## Exercise materials

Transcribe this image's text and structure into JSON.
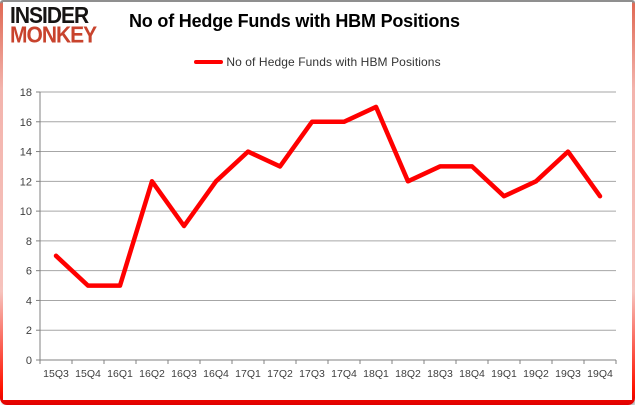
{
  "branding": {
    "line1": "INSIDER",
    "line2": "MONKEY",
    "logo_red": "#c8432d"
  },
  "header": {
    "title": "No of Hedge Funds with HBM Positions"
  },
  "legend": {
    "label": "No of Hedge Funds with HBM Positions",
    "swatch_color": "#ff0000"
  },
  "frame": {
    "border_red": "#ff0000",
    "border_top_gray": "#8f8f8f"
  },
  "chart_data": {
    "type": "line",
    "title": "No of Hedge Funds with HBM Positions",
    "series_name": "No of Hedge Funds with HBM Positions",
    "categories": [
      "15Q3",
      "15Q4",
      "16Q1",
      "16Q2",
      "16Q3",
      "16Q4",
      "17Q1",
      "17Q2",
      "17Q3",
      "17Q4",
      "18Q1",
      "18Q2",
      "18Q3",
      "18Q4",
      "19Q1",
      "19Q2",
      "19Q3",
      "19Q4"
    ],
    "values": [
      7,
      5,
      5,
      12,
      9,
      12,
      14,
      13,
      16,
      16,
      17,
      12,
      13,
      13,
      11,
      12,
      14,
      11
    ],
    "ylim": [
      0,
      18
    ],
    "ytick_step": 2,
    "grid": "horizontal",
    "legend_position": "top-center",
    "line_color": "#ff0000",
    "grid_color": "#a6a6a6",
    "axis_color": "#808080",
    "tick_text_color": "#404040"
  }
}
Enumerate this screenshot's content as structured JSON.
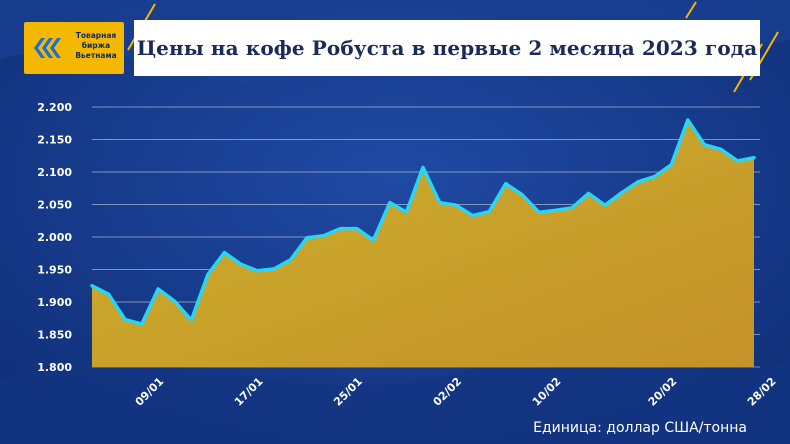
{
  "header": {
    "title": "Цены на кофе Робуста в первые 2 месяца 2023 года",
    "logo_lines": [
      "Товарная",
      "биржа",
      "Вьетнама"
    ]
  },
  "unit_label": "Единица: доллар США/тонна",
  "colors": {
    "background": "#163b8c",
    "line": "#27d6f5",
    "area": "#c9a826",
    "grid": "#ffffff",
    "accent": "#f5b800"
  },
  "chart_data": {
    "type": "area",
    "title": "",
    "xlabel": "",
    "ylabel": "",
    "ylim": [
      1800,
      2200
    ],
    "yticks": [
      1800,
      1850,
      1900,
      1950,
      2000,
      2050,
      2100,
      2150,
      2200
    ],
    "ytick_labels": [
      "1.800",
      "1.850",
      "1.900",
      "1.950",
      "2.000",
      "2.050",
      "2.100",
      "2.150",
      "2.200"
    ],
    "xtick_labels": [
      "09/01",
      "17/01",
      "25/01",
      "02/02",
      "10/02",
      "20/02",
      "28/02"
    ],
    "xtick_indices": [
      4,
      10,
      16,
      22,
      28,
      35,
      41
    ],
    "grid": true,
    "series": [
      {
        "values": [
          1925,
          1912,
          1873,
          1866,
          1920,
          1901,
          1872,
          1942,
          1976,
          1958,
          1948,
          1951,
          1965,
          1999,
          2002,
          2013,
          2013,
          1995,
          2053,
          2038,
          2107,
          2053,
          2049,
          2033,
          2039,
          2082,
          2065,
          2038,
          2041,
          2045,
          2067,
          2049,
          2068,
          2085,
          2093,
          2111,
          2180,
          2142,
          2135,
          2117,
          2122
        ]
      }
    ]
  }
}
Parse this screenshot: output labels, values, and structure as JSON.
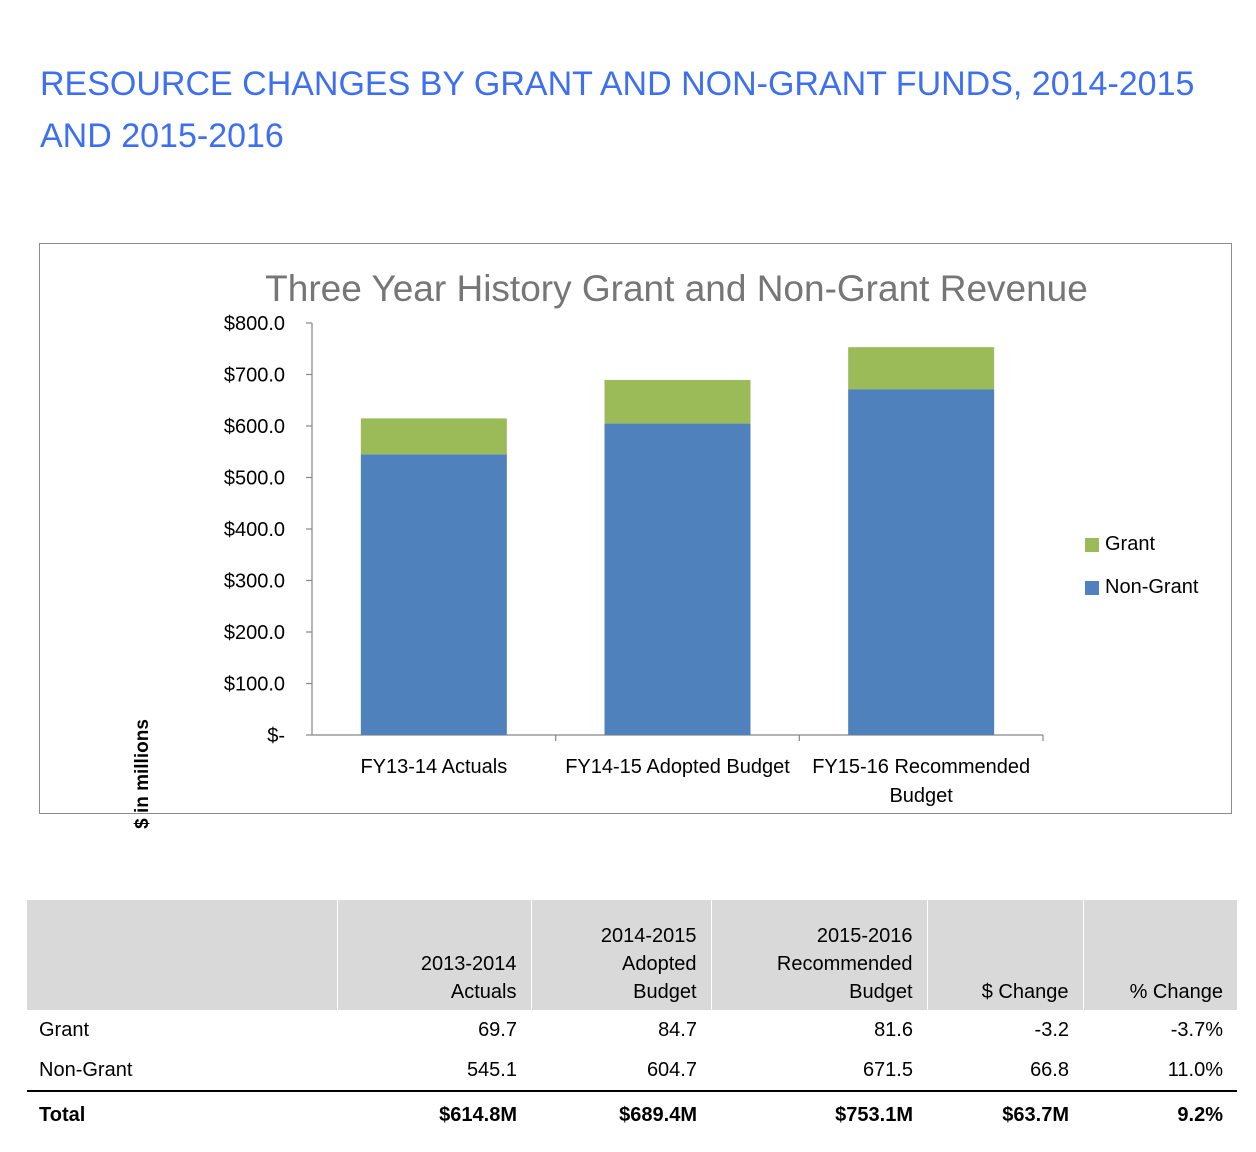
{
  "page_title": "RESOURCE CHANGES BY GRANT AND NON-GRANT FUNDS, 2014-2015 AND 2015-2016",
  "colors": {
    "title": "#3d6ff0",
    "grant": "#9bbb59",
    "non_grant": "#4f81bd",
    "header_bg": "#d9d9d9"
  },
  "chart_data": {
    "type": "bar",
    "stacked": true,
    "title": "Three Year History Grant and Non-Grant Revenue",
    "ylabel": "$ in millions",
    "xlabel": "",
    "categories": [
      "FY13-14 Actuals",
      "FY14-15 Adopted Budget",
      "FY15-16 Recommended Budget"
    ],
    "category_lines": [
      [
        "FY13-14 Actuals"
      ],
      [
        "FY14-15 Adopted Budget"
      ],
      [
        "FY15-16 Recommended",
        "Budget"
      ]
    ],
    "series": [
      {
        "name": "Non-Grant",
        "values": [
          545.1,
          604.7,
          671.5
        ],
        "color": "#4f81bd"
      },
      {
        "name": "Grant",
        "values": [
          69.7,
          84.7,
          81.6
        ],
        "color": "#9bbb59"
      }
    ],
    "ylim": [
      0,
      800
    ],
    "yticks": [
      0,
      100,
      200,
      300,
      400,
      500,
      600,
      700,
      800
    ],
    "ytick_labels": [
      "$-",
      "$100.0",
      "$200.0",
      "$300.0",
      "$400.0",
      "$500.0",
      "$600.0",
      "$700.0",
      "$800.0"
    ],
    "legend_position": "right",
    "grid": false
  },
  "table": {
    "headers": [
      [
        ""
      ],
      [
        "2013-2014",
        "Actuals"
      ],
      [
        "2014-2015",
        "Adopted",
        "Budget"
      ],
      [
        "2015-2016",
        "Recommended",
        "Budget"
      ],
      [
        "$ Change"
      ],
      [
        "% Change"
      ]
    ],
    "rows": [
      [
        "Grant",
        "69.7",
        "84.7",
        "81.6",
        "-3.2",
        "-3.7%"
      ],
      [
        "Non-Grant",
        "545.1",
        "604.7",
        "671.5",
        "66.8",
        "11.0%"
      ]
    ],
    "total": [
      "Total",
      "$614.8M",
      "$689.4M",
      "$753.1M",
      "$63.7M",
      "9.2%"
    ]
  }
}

--

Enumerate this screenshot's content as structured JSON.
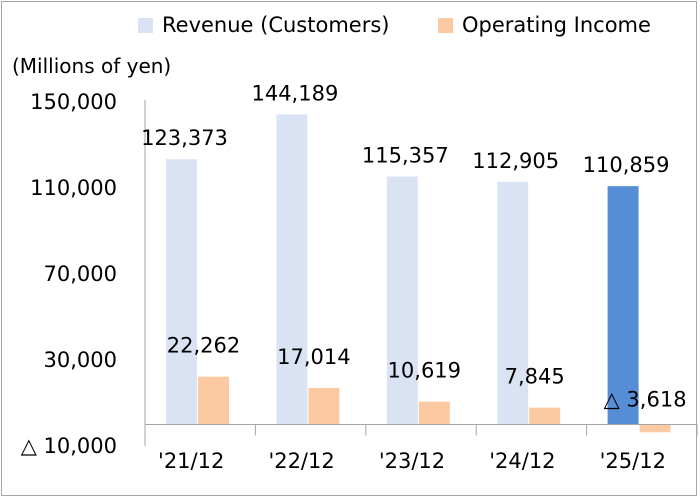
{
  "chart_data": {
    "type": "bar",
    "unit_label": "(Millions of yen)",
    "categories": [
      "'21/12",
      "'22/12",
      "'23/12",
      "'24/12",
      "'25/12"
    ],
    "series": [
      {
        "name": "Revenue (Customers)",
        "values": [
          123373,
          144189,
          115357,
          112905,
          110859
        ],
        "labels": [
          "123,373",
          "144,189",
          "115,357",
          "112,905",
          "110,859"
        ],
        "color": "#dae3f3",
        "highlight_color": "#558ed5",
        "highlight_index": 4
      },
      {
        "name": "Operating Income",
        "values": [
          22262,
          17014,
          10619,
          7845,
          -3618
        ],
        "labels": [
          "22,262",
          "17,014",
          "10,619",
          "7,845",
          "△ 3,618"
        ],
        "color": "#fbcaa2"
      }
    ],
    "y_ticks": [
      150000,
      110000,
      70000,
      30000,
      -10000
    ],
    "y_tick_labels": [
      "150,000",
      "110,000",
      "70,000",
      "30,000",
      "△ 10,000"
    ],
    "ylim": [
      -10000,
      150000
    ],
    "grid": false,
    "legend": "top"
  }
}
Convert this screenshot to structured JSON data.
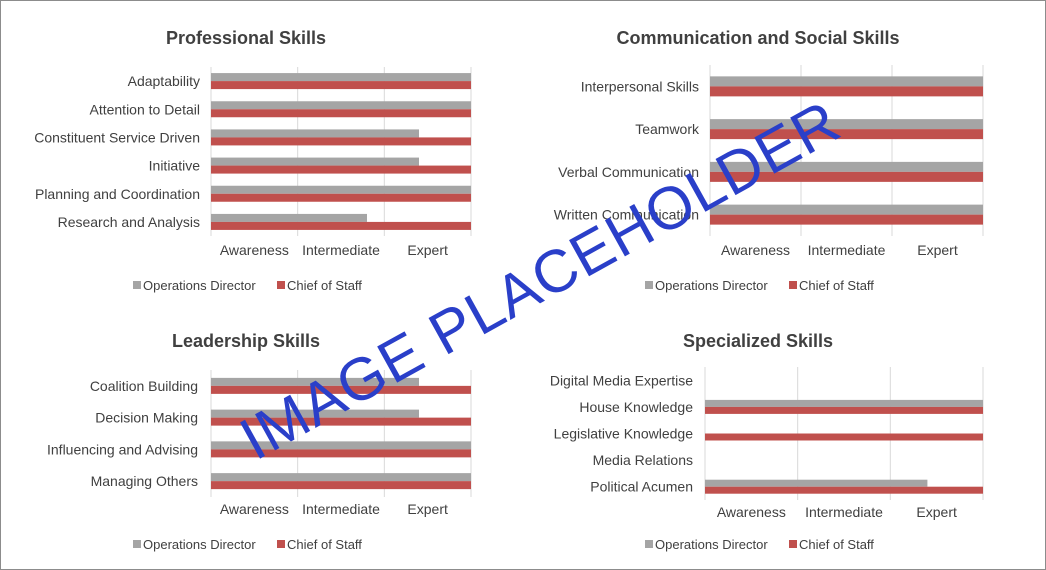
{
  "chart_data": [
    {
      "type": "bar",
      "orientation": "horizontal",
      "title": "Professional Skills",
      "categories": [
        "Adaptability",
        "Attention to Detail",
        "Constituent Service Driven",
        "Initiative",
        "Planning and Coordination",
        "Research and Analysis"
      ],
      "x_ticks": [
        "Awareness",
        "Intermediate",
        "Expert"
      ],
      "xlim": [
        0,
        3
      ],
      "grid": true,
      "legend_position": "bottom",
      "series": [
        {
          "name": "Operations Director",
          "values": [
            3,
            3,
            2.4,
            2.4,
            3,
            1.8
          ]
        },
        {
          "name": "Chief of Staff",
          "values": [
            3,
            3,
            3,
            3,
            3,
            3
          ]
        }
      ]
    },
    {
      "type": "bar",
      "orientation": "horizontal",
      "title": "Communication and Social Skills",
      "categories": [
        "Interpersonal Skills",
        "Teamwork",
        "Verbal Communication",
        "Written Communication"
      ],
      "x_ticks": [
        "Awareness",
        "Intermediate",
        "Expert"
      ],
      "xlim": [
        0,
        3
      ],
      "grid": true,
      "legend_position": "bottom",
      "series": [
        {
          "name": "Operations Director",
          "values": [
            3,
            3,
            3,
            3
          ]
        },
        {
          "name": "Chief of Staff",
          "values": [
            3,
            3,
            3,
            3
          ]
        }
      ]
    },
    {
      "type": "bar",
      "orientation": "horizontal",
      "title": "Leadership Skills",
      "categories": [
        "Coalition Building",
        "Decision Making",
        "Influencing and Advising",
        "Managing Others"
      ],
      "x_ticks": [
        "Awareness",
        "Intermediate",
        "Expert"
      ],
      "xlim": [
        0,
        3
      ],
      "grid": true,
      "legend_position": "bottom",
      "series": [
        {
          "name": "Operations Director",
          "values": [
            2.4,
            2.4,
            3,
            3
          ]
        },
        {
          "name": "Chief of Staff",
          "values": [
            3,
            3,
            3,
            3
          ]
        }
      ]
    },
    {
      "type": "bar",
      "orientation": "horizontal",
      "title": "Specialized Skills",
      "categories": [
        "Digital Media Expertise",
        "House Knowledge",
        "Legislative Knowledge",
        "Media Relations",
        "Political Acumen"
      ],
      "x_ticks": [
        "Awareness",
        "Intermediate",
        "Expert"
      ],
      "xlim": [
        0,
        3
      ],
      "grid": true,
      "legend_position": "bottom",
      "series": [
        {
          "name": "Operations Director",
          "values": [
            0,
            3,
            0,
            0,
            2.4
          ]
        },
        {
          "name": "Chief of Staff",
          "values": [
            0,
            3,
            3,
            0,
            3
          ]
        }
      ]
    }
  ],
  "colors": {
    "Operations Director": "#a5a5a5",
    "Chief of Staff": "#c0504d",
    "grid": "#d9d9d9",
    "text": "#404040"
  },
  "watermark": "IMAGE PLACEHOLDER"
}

## Task
Copy out every line that includes the word "Hedge".

## Exercise result
    "title": "No of Hedge Funds with HBM Positions"
    "label": "No of Hedge Funds with HBM Positions",
    "title": "No of Hedge Funds with HBM Positions",
    "series_name": "No of Hedge Funds with HBM Positions",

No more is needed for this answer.